Look through the records below, and copy out every line that holds the string "title".

PROVIDED MATERIAL:

++++++++

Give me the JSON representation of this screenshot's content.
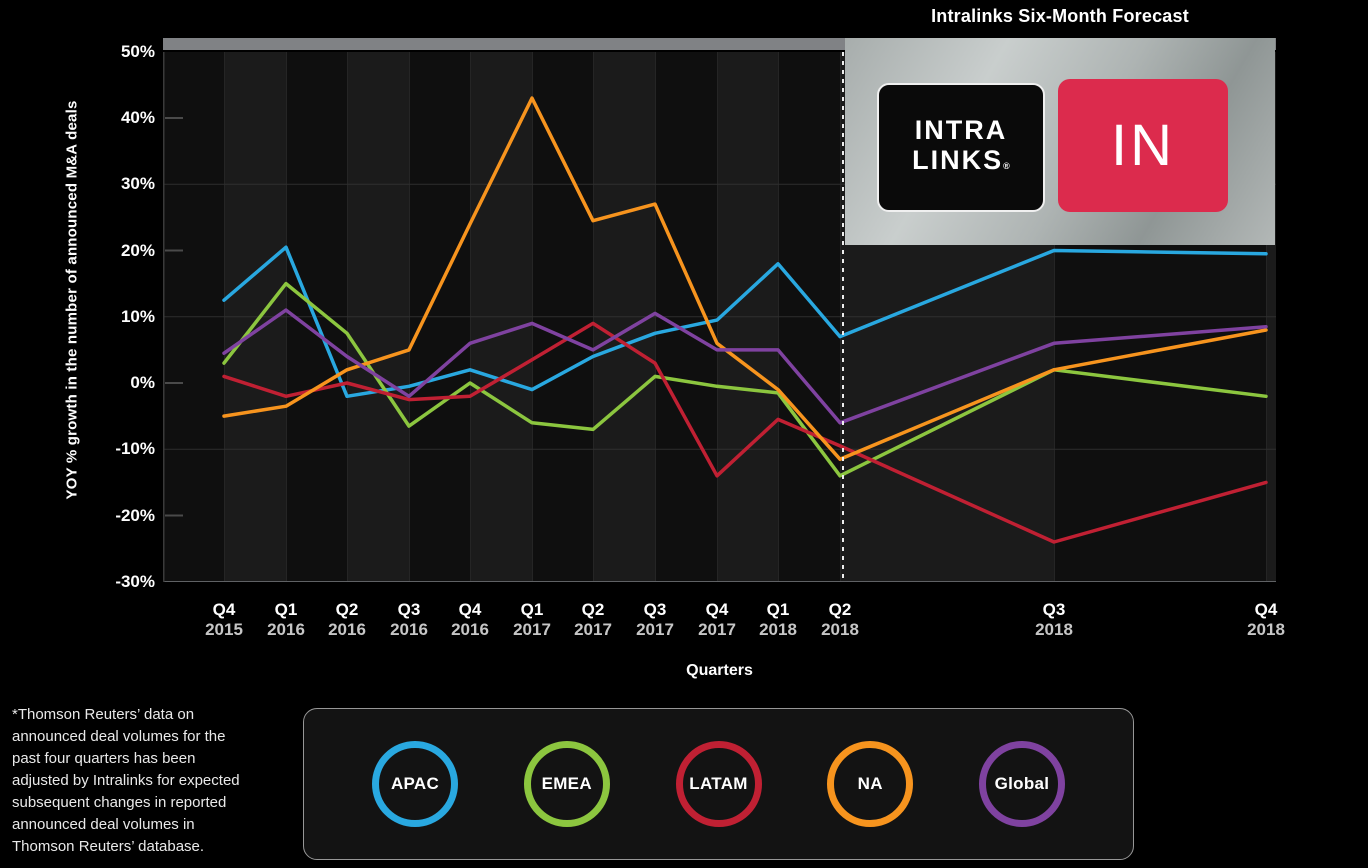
{
  "title": "Intralinks Six-Month Forecast",
  "palette": {
    "page_bg": "#000000",
    "band_dark": "#0f0f0f",
    "band_light": "#1b1b1b",
    "grid_line": "#2f2f2f",
    "vertical_grid": "#252525",
    "tick_dash": "#4a4a4a",
    "bottom_line": "#5f6164",
    "top_bar": "#808285",
    "forecast_divider": "#eeeeee",
    "logo_red": "#DC2B4D"
  },
  "logo": {
    "intra": "INTRA",
    "links": "LINKS",
    "reg": "®",
    "in": "IN"
  },
  "footnote": "*Thomson Reuters’ data on\nannounced deal volumes for the\npast four quarters has been\nadjusted by Intralinks for expected\nsubsequent changes in reported\nannounced deal volumes in\nThomson Reuters’ database.",
  "chart_data": {
    "type": "line",
    "title": "Intralinks Six-Month Forecast",
    "xlabel": "Quarters",
    "ylabel": "YOY % growth in the number of announced M&A deals",
    "ylim": [
      -30,
      50
    ],
    "ytick_step": 10,
    "ytick_suffix": "%",
    "grid": "horizontal gridlines at 30/10/-10/-30; alternating quarter bands; dashed divider before forecast",
    "legend_position": "bottom",
    "forecast_start_index": 10,
    "forecast_note": "values right of dashed line are the six-month forecast (Q3 2018, Q4 2018)",
    "categories": [
      {
        "q": "Q4",
        "year": "2015"
      },
      {
        "q": "Q1",
        "year": "2016"
      },
      {
        "q": "Q2",
        "year": "2016"
      },
      {
        "q": "Q3",
        "year": "2016"
      },
      {
        "q": "Q4",
        "year": "2016"
      },
      {
        "q": "Q1",
        "year": "2017"
      },
      {
        "q": "Q2",
        "year": "2017"
      },
      {
        "q": "Q3",
        "year": "2017"
      },
      {
        "q": "Q4",
        "year": "2017"
      },
      {
        "q": "Q1",
        "year": "2018"
      },
      {
        "q": "Q2",
        "year": "2018"
      },
      {
        "q": "Q3",
        "year": "2018"
      },
      {
        "q": "Q4",
        "year": "2018"
      }
    ],
    "series": [
      {
        "name": "APAC",
        "color": "#29A8E0",
        "values": [
          12.5,
          20.5,
          -2,
          -0.5,
          2,
          -1,
          4,
          7.5,
          9.5,
          18,
          7,
          20,
          19.5
        ]
      },
      {
        "name": "EMEA",
        "color": "#8CC63F",
        "values": [
          3,
          15,
          7.5,
          -6.5,
          0,
          -6,
          -7,
          1,
          -0.5,
          -1.5,
          -14,
          2,
          -2
        ]
      },
      {
        "name": "LATAM",
        "color": "#C02033",
        "values": [
          1,
          -2,
          0,
          -2.5,
          -2,
          3.5,
          9,
          3,
          -14,
          -5.5,
          -9.5,
          -24,
          -15
        ]
      },
      {
        "name": "NA",
        "color": "#F7941E",
        "values": [
          -5,
          -3.5,
          2,
          5,
          24,
          43,
          24.5,
          27,
          6,
          -1,
          -11.5,
          2,
          8
        ]
      },
      {
        "name": "Global",
        "color": "#7F42A0",
        "values": [
          4.5,
          11,
          4,
          -2,
          6,
          9,
          5,
          10.5,
          5,
          5,
          -6,
          6,
          8.5
        ]
      }
    ]
  }
}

++++++++

WRITTEN SOLUTION:
  "title": "Intralinks Six-Month Forecast",
    "title": "Intralinks Six-Month Forecast",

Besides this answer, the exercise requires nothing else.